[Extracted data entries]
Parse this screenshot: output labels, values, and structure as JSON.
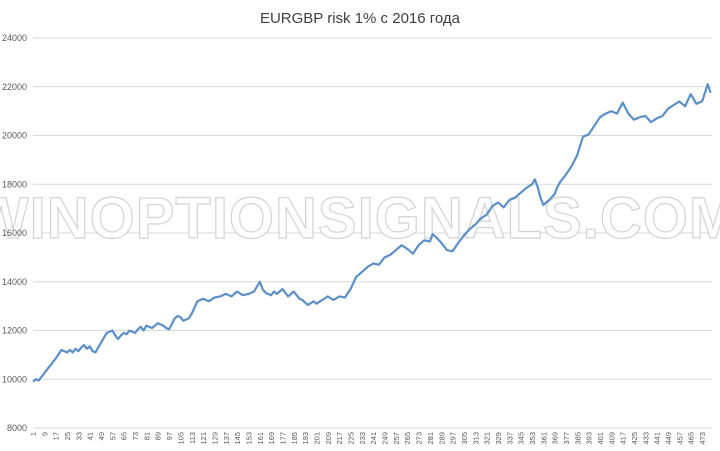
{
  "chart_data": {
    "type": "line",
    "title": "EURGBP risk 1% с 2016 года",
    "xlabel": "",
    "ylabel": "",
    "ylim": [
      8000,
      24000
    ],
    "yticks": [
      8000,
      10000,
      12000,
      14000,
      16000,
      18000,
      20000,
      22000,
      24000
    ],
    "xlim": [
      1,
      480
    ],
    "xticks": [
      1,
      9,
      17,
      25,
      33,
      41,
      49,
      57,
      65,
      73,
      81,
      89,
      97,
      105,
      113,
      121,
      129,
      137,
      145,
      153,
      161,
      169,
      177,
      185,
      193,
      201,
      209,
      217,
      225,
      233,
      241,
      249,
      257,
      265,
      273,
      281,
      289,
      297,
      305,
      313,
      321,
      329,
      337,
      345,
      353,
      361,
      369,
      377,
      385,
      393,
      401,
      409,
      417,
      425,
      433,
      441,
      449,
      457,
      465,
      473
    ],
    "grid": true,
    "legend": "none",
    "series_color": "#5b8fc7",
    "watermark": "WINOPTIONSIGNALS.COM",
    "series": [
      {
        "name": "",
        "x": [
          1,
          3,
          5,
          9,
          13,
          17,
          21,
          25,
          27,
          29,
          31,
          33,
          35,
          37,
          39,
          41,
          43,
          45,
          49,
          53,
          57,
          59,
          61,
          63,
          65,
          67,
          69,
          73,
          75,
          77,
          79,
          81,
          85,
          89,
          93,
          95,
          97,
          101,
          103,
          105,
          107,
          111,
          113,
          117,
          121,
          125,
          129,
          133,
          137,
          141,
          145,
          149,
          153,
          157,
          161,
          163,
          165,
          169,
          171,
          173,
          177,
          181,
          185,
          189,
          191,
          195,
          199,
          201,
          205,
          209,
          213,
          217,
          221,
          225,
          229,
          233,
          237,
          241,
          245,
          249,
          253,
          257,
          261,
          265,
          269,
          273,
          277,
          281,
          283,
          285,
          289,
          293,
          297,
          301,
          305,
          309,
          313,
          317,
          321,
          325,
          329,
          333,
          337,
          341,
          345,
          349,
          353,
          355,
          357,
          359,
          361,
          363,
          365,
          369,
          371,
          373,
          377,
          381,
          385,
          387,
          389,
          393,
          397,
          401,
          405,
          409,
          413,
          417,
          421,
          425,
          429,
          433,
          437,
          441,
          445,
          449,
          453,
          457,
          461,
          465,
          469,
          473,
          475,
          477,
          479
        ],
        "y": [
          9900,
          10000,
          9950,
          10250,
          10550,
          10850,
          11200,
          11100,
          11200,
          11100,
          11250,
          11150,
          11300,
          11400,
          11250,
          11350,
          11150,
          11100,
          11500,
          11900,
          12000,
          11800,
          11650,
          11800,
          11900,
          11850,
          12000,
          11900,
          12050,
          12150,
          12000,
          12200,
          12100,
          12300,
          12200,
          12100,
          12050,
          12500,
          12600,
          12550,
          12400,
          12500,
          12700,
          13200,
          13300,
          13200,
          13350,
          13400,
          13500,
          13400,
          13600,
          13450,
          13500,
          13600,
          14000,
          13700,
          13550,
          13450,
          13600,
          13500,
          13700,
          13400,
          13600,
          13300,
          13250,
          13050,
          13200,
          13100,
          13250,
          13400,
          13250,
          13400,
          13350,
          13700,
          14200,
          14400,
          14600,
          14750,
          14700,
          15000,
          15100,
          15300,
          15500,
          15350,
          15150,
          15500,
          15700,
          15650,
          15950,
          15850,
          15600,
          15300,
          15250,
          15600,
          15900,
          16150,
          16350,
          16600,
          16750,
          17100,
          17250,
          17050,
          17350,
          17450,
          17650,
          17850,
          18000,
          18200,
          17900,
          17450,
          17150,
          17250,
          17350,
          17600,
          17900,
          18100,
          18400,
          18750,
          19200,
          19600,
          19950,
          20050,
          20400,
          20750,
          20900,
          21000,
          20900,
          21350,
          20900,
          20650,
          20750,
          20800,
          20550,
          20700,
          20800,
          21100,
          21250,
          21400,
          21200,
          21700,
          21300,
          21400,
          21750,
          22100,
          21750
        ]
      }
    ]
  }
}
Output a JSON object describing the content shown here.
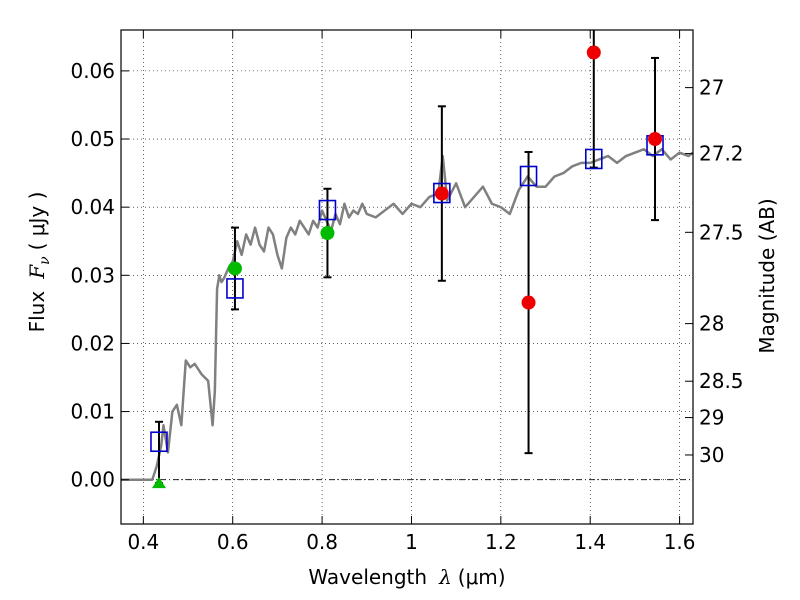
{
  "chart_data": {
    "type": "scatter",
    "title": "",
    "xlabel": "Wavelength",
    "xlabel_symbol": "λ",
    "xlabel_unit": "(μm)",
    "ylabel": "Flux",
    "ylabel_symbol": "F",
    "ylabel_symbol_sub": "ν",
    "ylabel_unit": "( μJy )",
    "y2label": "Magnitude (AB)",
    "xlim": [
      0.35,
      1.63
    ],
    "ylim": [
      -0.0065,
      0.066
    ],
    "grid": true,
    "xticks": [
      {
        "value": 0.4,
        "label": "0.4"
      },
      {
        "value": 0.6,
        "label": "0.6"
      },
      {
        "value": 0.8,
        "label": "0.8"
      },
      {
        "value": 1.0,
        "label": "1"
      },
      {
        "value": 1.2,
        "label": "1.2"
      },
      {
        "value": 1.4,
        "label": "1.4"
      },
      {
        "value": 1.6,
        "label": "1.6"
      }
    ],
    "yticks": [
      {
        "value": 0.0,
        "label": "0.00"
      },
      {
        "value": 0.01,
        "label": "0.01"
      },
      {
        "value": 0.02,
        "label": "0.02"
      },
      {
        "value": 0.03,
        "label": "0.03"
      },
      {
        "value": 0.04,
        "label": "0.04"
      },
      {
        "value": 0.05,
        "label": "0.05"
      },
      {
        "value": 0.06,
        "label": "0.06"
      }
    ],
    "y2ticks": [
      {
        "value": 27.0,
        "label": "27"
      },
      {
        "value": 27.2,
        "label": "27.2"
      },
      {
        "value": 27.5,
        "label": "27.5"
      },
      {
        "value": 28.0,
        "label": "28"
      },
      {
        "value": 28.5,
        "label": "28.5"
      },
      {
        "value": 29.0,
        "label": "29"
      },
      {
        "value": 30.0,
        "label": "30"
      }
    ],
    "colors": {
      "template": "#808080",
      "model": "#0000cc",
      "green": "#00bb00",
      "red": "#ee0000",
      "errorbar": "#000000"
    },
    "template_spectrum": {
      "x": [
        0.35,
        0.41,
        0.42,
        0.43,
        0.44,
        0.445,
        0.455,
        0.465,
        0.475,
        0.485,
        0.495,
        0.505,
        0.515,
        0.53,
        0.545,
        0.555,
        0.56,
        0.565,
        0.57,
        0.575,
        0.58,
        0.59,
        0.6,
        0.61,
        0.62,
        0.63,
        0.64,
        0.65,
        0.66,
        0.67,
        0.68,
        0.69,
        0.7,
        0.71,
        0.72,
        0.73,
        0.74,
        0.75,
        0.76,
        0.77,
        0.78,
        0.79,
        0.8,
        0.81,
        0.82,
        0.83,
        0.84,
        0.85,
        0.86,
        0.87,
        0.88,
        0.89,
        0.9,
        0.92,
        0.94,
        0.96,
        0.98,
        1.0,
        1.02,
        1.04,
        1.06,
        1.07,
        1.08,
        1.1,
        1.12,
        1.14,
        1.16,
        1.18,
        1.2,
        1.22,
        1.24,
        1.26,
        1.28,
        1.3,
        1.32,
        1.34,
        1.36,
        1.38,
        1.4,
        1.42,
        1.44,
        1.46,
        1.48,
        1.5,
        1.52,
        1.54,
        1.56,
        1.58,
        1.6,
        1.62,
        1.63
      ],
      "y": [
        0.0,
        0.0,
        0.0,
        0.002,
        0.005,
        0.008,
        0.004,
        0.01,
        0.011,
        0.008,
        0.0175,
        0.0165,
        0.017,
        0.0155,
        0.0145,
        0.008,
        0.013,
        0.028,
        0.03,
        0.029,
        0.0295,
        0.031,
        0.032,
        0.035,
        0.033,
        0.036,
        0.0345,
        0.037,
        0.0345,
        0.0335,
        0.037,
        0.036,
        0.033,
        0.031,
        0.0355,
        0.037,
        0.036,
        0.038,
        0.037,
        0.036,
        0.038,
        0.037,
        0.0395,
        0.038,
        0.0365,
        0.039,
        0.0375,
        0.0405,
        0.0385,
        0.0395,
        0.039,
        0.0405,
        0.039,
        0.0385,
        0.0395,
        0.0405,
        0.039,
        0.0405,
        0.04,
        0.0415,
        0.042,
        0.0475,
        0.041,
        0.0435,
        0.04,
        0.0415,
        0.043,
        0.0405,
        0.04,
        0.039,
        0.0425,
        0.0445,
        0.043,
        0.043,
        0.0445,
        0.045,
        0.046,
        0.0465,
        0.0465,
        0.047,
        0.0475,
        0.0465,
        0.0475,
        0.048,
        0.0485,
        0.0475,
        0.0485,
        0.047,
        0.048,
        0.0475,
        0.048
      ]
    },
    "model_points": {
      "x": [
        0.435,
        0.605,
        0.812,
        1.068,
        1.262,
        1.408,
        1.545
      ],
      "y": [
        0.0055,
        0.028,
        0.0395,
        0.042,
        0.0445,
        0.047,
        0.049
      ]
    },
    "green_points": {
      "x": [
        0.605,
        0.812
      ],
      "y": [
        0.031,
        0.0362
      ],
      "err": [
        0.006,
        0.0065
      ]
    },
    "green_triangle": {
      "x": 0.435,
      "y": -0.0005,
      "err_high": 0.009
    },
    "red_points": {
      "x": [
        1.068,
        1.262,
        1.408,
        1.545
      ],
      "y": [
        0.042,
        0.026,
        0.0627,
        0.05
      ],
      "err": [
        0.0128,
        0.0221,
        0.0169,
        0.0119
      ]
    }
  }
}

§ STATED GOAL
Which lines include the word "title"? List them all.

§ EXERCISE RESULT
    "title": "EURGBP risk 1% с 2016 года",
    "title": "",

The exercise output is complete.